- What to do
Transcribe every entry below word for word, but skip the pictures.

%%

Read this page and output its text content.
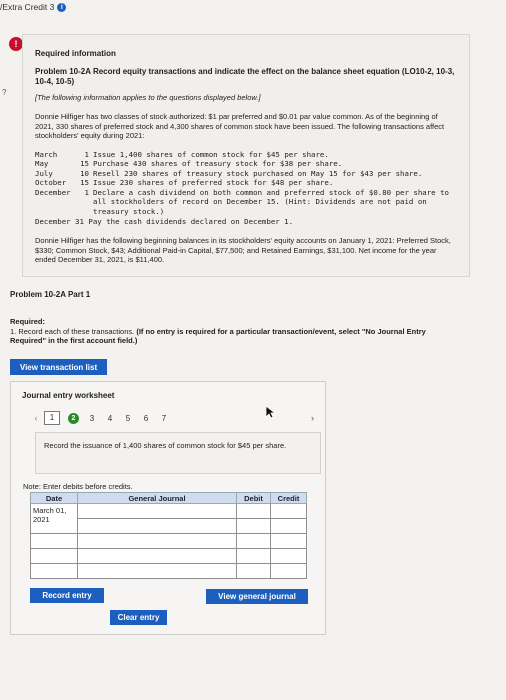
/Extra Credit 3 i
!
?
Required information
Problem 10-2A Record equity transactions and indicate the effect on the balance sheet equation (LO10-2, 10-3, 10-4, 10-5)
[The following information applies to the questions displayed below.]
Donnie Hilfiger has two classes of stock authorized: $1 par preferred and $0.01 par value common. As of the beginning of 2021, 330 shares of preferred stock and 4,300 shares of common stock have been issued. The following transactions affect stockholders' equity during 2021:
March	1	Issue 1,400 shares of common stock for $45 per share.
May	15	Purchase 430 shares of treasury stock for $38 per share.
July	10	Resell 230 shares of treasury stock purchased on May 15 for $43 per share.
October	15	Issue 230 shares of preferred stock for $48 per share.
December	1	Declare a cash dividend on both common and preferred stock of $0.80 per share to all stockholders of record on December 15. (Hint: Dividends are not paid on treasury stock.)
December 31 Pay the cash dividends declared on December 1.		
Donnie Hilfiger has the following beginning balances in its stockholders' equity accounts on January 1, 2021: Preferred Stock, $330; Common Stock, $43; Additional Paid-in Capital, $77,500; and Retained Earnings, $31,100. Net income for the year ended December 31, 2021, is $11,400.
Problem 10-2A Part 1
Required:
1. Record each of these transactions. (If no entry is required for a particular transaction/event, select "No Journal Entry Required" in the first account field.)
View transaction list
Journal entry worksheet
‹	1	2	3	4	5	6	7	›
Record the issuance of 1,400 shares of common stock for $45 per share.
Note: Enter debits before credits.
Date	General Journal	Debit	Credit
March 01, 2021			

Record entry	View general journal
Clear entry
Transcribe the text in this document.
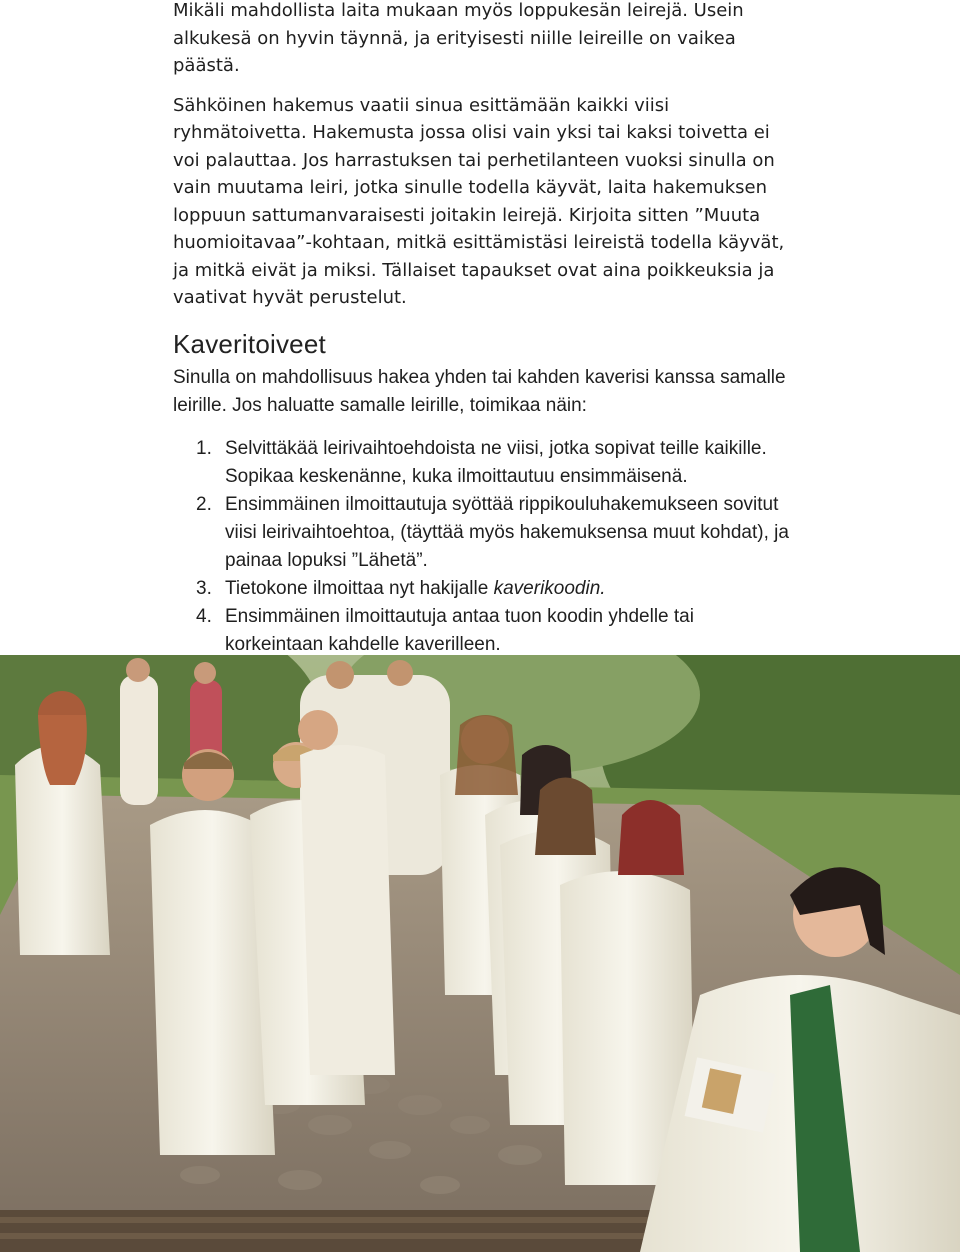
Mikäli mahdollista laita mukaan myös loppukesän leirejä. Usein alkukesä on hyvin täynnä, ja erityisesti niille leireille on vaikea päästä.

Sähköinen hakemus vaatii sinua esittämään kaikki viisi ryhmätoivetta. Hakemusta jossa olisi vain yksi tai kaksi toivetta ei voi palauttaa. Jos harrastuksen tai perhetilanteen vuoksi sinulla on vain muutama leiri, jotka sinulle todella käyvät, laita hakemuksen loppuun sattumanvaraisesti joitakin leirejä. Kirjoita sitten ”Muuta huomioitavaa”-kohtaan, mitkä esittämistäsi leireistä todella käyvät, ja mitkä eivät ja miksi. Tällaiset tapaukset ovat aina poikkeuksia ja vaativat hyvät perustelut.

Kaveritoiveet

Sinulla on mahdollisuus hakea yhden tai kahden kaverisi kanssa samalle leirille. Jos haluatte samalle leirille, toimikaa näin:

1. Selvittäkää leirivaihtoehdoista ne viisi, jotka sopivat teille kaikille. Sopikaa keskenänne, kuka ilmoittautuu ensimmäisenä.
2. Ensimmäinen ilmoittautuja syöttää rippikouluhakemukseen sovitut viisi leirivaihtoehtoa, (täyttää myös hakemuksensa muut kohdat), ja painaa lopuksi ”Lähetä”.
3. Tietokone ilmoittaa nyt hakijalle kaverikoodin.
4. Ensimmäinen ilmoittautuja antaa tuon koodin yhdelle tai korkeintaan kahdelle kaverilleen.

%%

- Written response
Read this page and output its text content.
/Extra Credit 3 i
!
?
Required information
Problem 10-2A Record equity transactions and indicate the effect on the balance sheet equation (LO10-2, 10-3, 10-4, 10-5)
[The following information applies to the questions displayed below.]
Donnie Hilfiger has two classes of stock authorized: $1 par preferred and $0.01 par value common. As of the beginning of 2021, 330 shares of preferred stock and 4,300 shares of common stock have been issued. The following transactions affect stockholders' equity during 2021:
March	1	Issue 1,400 shares of common stock for $45 per share.
May	15	Purchase 430 shares of treasury stock for $38 per share.
July	10	Resell 230 shares of treasury stock purchased on May 15 for $43 per share.
October	15	Issue 230 shares of preferred stock for $48 per share.
December	1	Declare a cash dividend on both common and preferred stock of $0.80 per share to all stockholders of record on December 15. (Hint: Dividends are not paid on treasury stock.)
December 31 Pay the cash dividends declared on December 1.		
Donnie Hilfiger has the following beginning balances in its stockholders' equity accounts on January 1, 2021: Preferred Stock, $330; Common Stock, $43; Additional Paid-in Capital, $77,500; and Retained Earnings, $31,100. Net income for the year ended December 31, 2021, is $11,400.
Problem 10-2A Part 1
Required:
1. Record each of these transactions. (If no entry is required for a particular transaction/event, select "No Journal Entry Required" in the first account field.)
View transaction list
Journal entry worksheet
‹	1	2	3	4	5	6	7	›
Record the issuance of 1,400 shares of common stock for $45 per share.
Note: Enter debits before credits.
Date	General Journal	Debit	Credit
March 01, 2021			

Record entry	View general journal
Clear entry
Transcribe the text in this document.
Mikäli mahdollista laita mukaan myös loppukesän leirejä. Usein alkukesä on hyvin täynnä, ja erityisesti niille leireille on vaikea päästä.

Sähköinen hakemus vaatii sinua esittämään kaikki viisi ryhmätoivetta. Hakemusta jossa olisi vain yksi tai kaksi toivetta ei voi palauttaa. Jos harrastuksen tai perhetilanteen vuoksi sinulla on vain muutama leiri, jotka sinulle todella käyvät, laita hakemuksen loppuun sattumanvaraisesti joitakin leirejä. Kirjoita sitten ”Muuta huomioitavaa”-kohtaan, mitkä esittämistäsi leireistä todella käyvät, ja mitkä eivät ja miksi. Tällaiset tapaukset ovat aina poikkeuksia ja vaativat hyvät perustelut.

Kaveritoiveet

Sinulla on mahdollisuus hakea yhden tai kahden kaverisi kanssa samalle leirille. Jos haluatte samalle leirille, toimikaa näin:

1. Selvittäkää leirivaihtoehdoista ne viisi, jotka sopivat teille kaikille. Sopikaa keskenänne, kuka ilmoittautuu ensimmäisenä.
2. Ensimmäinen ilmoittautuja syöttää rippikouluhakemukseen sovitut viisi leirivaihtoehtoa, (täyttää myös hakemuksensa muut kohdat), ja painaa lopuksi ”Lähetä”.
3. Tietokone ilmoittaa nyt hakijalle kaverikoodin.
4. Ensimmäinen ilmoittautuja antaa tuon koodin yhdelle tai korkeintaan kahdelle kaverilleen.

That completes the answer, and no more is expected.